ROWS
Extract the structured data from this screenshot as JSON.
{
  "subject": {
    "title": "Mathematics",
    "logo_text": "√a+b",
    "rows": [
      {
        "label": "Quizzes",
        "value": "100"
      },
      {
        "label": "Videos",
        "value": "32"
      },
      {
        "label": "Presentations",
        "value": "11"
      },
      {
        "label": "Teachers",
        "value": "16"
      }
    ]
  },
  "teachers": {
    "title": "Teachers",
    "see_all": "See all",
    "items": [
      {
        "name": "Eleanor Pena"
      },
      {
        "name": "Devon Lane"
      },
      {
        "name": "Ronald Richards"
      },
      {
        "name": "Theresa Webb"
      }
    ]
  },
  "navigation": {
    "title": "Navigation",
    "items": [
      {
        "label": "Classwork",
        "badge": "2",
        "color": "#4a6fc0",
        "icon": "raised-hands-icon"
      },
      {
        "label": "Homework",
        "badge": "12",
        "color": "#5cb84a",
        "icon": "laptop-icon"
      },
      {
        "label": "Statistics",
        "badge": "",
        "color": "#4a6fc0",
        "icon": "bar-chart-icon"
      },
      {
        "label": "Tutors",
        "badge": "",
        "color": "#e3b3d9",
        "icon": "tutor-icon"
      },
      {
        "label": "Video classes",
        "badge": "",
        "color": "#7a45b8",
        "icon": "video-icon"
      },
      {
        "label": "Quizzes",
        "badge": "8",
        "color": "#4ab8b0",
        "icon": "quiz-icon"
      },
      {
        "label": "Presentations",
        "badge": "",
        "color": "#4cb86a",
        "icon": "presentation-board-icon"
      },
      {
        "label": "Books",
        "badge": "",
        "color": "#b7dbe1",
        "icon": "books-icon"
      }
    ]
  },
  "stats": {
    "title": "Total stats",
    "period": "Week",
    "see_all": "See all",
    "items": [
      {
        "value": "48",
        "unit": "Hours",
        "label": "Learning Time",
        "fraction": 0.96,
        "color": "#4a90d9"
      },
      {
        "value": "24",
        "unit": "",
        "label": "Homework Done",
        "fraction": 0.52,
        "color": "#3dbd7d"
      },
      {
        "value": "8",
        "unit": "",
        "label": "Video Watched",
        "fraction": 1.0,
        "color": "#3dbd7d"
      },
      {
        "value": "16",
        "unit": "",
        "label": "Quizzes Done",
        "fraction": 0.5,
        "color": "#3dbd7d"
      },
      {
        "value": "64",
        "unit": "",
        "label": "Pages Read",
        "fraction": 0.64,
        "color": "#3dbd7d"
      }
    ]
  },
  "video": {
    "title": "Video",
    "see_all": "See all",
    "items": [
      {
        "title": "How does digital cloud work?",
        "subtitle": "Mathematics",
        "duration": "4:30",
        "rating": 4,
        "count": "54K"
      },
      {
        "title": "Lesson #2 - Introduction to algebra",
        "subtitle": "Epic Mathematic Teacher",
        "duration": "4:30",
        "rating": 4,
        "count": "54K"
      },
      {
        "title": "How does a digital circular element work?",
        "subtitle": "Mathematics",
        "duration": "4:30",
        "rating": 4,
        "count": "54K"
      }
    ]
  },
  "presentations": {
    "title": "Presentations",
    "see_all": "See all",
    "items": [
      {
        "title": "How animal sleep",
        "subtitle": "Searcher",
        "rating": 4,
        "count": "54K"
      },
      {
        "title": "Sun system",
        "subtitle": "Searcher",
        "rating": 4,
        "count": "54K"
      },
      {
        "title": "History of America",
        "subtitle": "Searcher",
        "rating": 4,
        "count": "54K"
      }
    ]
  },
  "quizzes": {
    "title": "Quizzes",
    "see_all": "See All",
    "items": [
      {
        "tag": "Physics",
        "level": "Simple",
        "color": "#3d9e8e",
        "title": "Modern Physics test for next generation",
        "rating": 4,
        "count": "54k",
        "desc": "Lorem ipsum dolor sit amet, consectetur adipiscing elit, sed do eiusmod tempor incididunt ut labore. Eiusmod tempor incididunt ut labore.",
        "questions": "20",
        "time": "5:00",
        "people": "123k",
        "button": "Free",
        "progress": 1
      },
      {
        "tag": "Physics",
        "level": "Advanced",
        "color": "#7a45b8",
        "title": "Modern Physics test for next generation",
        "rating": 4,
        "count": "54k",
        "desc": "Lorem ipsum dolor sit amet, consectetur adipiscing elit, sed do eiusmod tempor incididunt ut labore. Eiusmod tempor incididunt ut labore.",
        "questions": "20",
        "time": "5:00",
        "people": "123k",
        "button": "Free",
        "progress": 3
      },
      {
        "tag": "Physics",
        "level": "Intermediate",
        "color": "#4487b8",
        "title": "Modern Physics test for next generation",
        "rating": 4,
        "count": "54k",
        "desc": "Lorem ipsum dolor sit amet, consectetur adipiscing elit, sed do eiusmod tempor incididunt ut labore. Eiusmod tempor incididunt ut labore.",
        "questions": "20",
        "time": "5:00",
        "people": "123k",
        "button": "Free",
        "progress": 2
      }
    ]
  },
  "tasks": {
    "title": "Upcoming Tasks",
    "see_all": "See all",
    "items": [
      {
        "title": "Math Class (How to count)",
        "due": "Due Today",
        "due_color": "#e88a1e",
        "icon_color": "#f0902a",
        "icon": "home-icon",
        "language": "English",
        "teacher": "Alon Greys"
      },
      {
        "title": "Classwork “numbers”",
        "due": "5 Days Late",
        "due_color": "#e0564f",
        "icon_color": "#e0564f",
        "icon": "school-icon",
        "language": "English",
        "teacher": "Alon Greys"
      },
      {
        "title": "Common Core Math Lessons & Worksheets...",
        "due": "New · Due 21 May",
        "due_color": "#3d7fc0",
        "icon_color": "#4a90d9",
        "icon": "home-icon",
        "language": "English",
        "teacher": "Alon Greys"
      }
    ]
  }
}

DIRECTIONS FOR THIS TASK
Every entry must be retyped in full, exactly as given.

WRITTEN SOLUTION
Extract the structured data from this screenshot as JSON.
{
  "subject": {
    "title": "Mathematics",
    "logo_text": "√a+b",
    "rows": [
      {
        "label": "Quizzes",
        "value": "100"
      },
      {
        "label": "Videos",
        "value": "32"
      },
      {
        "label": "Presentations",
        "value": "11"
      },
      {
        "label": "Teachers",
        "value": "16"
      }
    ]
  },
  "teachers": {
    "title": "Teachers",
    "see_all": "See all",
    "items": [
      {
        "name": "Eleanor Pena"
      },
      {
        "name": "Devon Lane"
      },
      {
        "name": "Ronald Richards"
      },
      {
        "name": "Theresa Webb"
      }
    ]
  },
  "navigation": {
    "title": "Navigation",
    "items": [
      {
        "label": "Classwork",
        "badge": "2",
        "color": "#4a6fc0",
        "icon": "raised-hands-icon"
      },
      {
        "label": "Homework",
        "badge": "12",
        "color": "#5cb84a",
        "icon": "laptop-icon"
      },
      {
        "label": "Statistics",
        "badge": "",
        "color": "#4a6fc0",
        "icon": "bar-chart-icon"
      },
      {
        "label": "Tutors",
        "badge": "",
        "color": "#e3b3d9",
        "icon": "tutor-icon"
      },
      {
        "label": "Video classes",
        "badge": "",
        "color": "#7a45b8",
        "icon": "video-icon"
      },
      {
        "label": "Quizzes",
        "badge": "8",
        "color": "#4ab8b0",
        "icon": "quiz-icon"
      },
      {
        "label": "Presentations",
        "badge": "",
        "color": "#4cb86a",
        "icon": "presentation-board-icon"
      },
      {
        "label": "Books",
        "badge": "",
        "color": "#b7dbe1",
        "icon": "books-icon"
      }
    ]
  },
  "stats": {
    "title": "Total stats",
    "period": "Week",
    "see_all": "See all",
    "items": [
      {
        "value": "48",
        "unit": "Hours",
        "label": "Learning Time",
        "fraction": 0.96,
        "color": "#4a90d9"
      },
      {
        "value": "24",
        "unit": "",
        "label": "Homework Done",
        "fraction": 0.52,
        "color": "#3dbd7d"
      },
      {
        "value": "8",
        "unit": "",
        "label": "Video Watched",
        "fraction": 1.0,
        "color": "#3dbd7d"
      },
      {
        "value": "16",
        "unit": "",
        "label": "Quizzes Done",
        "fraction": 0.5,
        "color": "#3dbd7d"
      },
      {
        "value": "64",
        "unit": "",
        "label": "Pages Read",
        "fraction": 0.64,
        "color": "#3dbd7d"
      }
    ]
  },
  "video": {
    "title": "Video",
    "see_all": "See all",
    "items": [
      {
        "title": "How does digital cloud work?",
        "subtitle": "Mathematics",
        "duration": "4:30",
        "rating": 4,
        "count": "54K"
      },
      {
        "title": "Lesson #2 - Introduction to algebra",
        "subtitle": "Epic Mathematic Teacher",
        "duration": "4:30",
        "rating": 4,
        "count": "54K"
      },
      {
        "title": "How does a digital circular element work?",
        "subtitle": "Mathematics",
        "duration": "4:30",
        "rating": 4,
        "count": "54K"
      }
    ]
  },
  "presentations": {
    "title": "Presentations",
    "see_all": "See all",
    "items": [
      {
        "title": "How animal sleep",
        "subtitle": "Searcher",
        "rating": 4,
        "count": "54K"
      },
      {
        "title": "Sun system",
        "subtitle": "Searcher",
        "rating": 4,
        "count": "54K"
      },
      {
        "title": "History of America",
        "subtitle": "Searcher",
        "rating": 4,
        "count": "54K"
      }
    ]
  },
  "quizzes": {
    "title": "Quizzes",
    "see_all": "See All",
    "items": [
      {
        "tag": "Physics",
        "level": "Simple",
        "color": "#3d9e8e",
        "title": "Modern Physics test for next generation",
        "rating": 4,
        "count": "54k",
        "desc": "Lorem ipsum dolor sit amet, consectetur adipiscing elit, sed do eiusmod tempor incididunt ut labore. Eiusmod tempor incididunt ut labore.",
        "questions": "20",
        "time": "5:00",
        "people": "123k",
        "button": "Free",
        "progress": 1
      },
      {
        "tag": "Physics",
        "level": "Advanced",
        "color": "#7a45b8",
        "title": "Modern Physics test for next generation",
        "rating": 4,
        "count": "54k",
        "desc": "Lorem ipsum dolor sit amet, consectetur adipiscing elit, sed do eiusmod tempor incididunt ut labore. Eiusmod tempor incididunt ut labore.",
        "questions": "20",
        "time": "5:00",
        "people": "123k",
        "button": "Free",
        "progress": 3
      },
      {
        "tag": "Physics",
        "level": "Intermediate",
        "color": "#4487b8",
        "title": "Modern Physics test for next generation",
        "rating": 4,
        "count": "54k",
        "desc": "Lorem ipsum dolor sit amet, consectetur adipiscing elit, sed do eiusmod tempor incididunt ut labore. Eiusmod tempor incididunt ut labore.",
        "questions": "20",
        "time": "5:00",
        "people": "123k",
        "button": "Free",
        "progress": 2
      }
    ]
  },
  "tasks": {
    "title": "Upcoming Tasks",
    "see_all": "See all",
    "items": [
      {
        "title": "Math Class (How to count)",
        "due": "Due Today",
        "due_color": "#e88a1e",
        "icon_color": "#f0902a",
        "icon": "home-icon",
        "language": "English",
        "teacher": "Alon Greys"
      },
      {
        "title": "Classwork “numbers”",
        "due": "5 Days Late",
        "due_color": "#e0564f",
        "icon_color": "#e0564f",
        "icon": "school-icon",
        "language": "English",
        "teacher": "Alon Greys"
      },
      {
        "title": "Common Core Math Lessons & Worksheets...",
        "due": "New · Due 21 May",
        "due_color": "#3d7fc0",
        "icon_color": "#4a90d9",
        "icon": "home-icon",
        "language": "English",
        "teacher": "Alon Greys"
      }
    ]
  }
}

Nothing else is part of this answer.